▶ _Dataset content_

--- Begin ---

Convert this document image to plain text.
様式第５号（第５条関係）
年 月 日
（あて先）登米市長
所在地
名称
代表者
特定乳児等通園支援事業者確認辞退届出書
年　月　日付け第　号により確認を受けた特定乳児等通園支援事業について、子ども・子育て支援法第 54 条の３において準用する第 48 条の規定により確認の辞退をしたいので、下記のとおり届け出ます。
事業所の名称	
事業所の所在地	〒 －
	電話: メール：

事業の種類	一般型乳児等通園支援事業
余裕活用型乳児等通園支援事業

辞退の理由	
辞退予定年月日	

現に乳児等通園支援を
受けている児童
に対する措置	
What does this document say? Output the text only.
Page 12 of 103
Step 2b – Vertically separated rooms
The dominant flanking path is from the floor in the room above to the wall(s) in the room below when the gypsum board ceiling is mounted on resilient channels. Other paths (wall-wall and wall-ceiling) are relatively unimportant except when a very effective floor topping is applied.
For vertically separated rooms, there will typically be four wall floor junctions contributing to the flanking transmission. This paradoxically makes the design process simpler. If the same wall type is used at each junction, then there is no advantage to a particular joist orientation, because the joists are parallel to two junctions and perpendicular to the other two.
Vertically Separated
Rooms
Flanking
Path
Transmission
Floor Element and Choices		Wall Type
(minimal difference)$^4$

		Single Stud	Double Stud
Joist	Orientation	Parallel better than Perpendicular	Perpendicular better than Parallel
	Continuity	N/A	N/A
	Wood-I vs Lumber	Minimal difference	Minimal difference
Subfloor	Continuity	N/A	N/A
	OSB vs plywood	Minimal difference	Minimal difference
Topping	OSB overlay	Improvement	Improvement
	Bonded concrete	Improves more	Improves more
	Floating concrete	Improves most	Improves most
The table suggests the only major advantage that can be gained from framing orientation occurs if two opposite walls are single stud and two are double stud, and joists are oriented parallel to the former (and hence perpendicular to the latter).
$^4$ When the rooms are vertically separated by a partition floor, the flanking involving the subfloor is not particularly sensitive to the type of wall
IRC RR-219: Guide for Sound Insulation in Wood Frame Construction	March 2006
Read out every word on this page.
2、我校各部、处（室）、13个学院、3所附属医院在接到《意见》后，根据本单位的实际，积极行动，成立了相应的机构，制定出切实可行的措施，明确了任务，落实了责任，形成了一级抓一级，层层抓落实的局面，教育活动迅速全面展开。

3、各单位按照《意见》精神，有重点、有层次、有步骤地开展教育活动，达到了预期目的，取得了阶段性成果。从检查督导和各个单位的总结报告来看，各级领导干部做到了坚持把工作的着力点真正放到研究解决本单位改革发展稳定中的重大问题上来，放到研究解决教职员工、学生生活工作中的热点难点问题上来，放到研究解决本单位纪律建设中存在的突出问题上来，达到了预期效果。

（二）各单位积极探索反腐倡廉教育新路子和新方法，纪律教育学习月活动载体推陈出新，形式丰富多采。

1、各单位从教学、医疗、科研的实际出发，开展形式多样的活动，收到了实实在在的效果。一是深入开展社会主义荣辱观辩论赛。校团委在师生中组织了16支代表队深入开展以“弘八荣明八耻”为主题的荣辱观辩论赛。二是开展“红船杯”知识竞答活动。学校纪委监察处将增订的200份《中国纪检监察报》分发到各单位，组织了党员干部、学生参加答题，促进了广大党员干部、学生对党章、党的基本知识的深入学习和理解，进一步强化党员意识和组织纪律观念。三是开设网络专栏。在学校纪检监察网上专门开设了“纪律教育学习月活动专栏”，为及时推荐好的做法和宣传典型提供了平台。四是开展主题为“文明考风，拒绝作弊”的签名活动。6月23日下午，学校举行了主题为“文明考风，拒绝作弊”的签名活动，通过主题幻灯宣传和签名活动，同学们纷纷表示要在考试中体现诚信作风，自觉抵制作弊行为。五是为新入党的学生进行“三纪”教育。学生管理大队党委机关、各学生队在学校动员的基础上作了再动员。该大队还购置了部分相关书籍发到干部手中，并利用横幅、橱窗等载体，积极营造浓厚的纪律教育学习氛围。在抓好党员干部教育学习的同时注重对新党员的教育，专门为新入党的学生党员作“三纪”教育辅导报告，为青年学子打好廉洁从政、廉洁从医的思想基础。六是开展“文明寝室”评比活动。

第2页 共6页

--- End ---

▶ _Directions for this task_
Write every record out again, unaltered.

▶ _Task answer_
Convert this document image to plain text.
様式第５号（第５条関係）
年 月 日
（あて先）登米市長
所在地
名称
代表者
特定乳児等通園支援事業者確認辞退届出書
年　月　日付け第　号により確認を受けた特定乳児等通園支援事業について、子ども・子育て支援法第 54 条の３において準用する第 48 条の規定により確認の辞退をしたいので、下記のとおり届け出ます。
事業所の名称	
事業所の所在地	〒 －
	電話: メール：

事業の種類	一般型乳児等通園支援事業
余裕活用型乳児等通園支援事業

辞退の理由	
辞退予定年月日	

現に乳児等通園支援を
受けている児童
に対する措置	
What does this document say? Output the text only.
Page 12 of 103
Step 2b – Vertically separated rooms
The dominant flanking path is from the floor in the room above to the wall(s) in the room below when the gypsum board ceiling is mounted on resilient channels. Other paths (wall-wall and wall-ceiling) are relatively unimportant except when a very effective floor topping is applied.
For vertically separated rooms, there will typically be four wall floor junctions contributing to the flanking transmission. This paradoxically makes the design process simpler. If the same wall type is used at each junction, then there is no advantage to a particular joist orientation, because the joists are parallel to two junctions and perpendicular to the other two.
Vertically Separated
Rooms
Flanking
Path
Transmission
Floor Element and Choices		Wall Type
(minimal difference)$^4$

		Single Stud	Double Stud
Joist	Orientation	Parallel better than Perpendicular	Perpendicular better than Parallel
	Continuity	N/A	N/A
	Wood-I vs Lumber	Minimal difference	Minimal difference
Subfloor	Continuity	N/A	N/A
	OSB vs plywood	Minimal difference	Minimal difference
Topping	OSB overlay	Improvement	Improvement
	Bonded concrete	Improves more	Improves more
	Floating concrete	Improves most	Improves most
The table suggests the only major advantage that can be gained from framing orientation occurs if two opposite walls are single stud and two are double stud, and joists are oriented parallel to the former (and hence perpendicular to the latter).
$^4$ When the rooms are vertically separated by a partition floor, the flanking involving the subfloor is not particularly sensitive to the type of wall
IRC RR-219: Guide for Sound Insulation in Wood Frame Construction	March 2006
Read out every word on this page.
2、我校各部、处（室）、13个学院、3所附属医院在接到《意见》后，根据本单位的实际，积极行动，成立了相应的机构，制定出切实可行的措施，明确了任务，落实了责任，形成了一级抓一级，层层抓落实的局面，教育活动迅速全面展开。

3、各单位按照《意见》精神，有重点、有层次、有步骤地开展教育活动，达到了预期目的，取得了阶段性成果。从检查督导和各个单位的总结报告来看，各级领导干部做到了坚持把工作的着力点真正放到研究解决本单位改革发展稳定中的重大问题上来，放到研究解决教职员工、学生生活工作中的热点难点问题上来，放到研究解决本单位纪律建设中存在的突出问题上来，达到了预期效果。

（二）各单位积极探索反腐倡廉教育新路子和新方法，纪律教育学习月活动载体推陈出新，形式丰富多采。

1、各单位从教学、医疗、科研的实际出发，开展形式多样的活动，收到了实实在在的效果。一是深入开展社会主义荣辱观辩论赛。校团委在师生中组织了16支代表队深入开展以“弘八荣明八耻”为主题的荣辱观辩论赛。二是开展“红船杯”知识竞答活动。学校纪委监察处将增订的200份《中国纪检监察报》分发到各单位，组织了党员干部、学生参加答题，促进了广大党员干部、学生对党章、党的基本知识的深入学习和理解，进一步强化党员意识和组织纪律观念。三是开设网络专栏。在学校纪检监察网上专门开设了“纪律教育学习月活动专栏”，为及时推荐好的做法和宣传典型提供了平台。四是开展主题为“文明考风，拒绝作弊”的签名活动。6月23日下午，学校举行了主题为“文明考风，拒绝作弊”的签名活动，通过主题幻灯宣传和签名活动，同学们纷纷表示要在考试中体现诚信作风，自觉抵制作弊行为。五是为新入党的学生进行“三纪”教育。学生管理大队党委机关、各学生队在学校动员的基础上作了再动员。该大队还购置了部分相关书籍发到干部手中，并利用横幅、橱窗等载体，积极营造浓厚的纪律教育学习氛围。在抓好党员干部教育学习的同时注重对新党员的教育，专门为新入党的学生党员作“三纪”教育辅导报告，为青年学子打好廉洁从政、廉洁从医的思想基础。六是开展“文明寝室”评比活动。

第2页 共6页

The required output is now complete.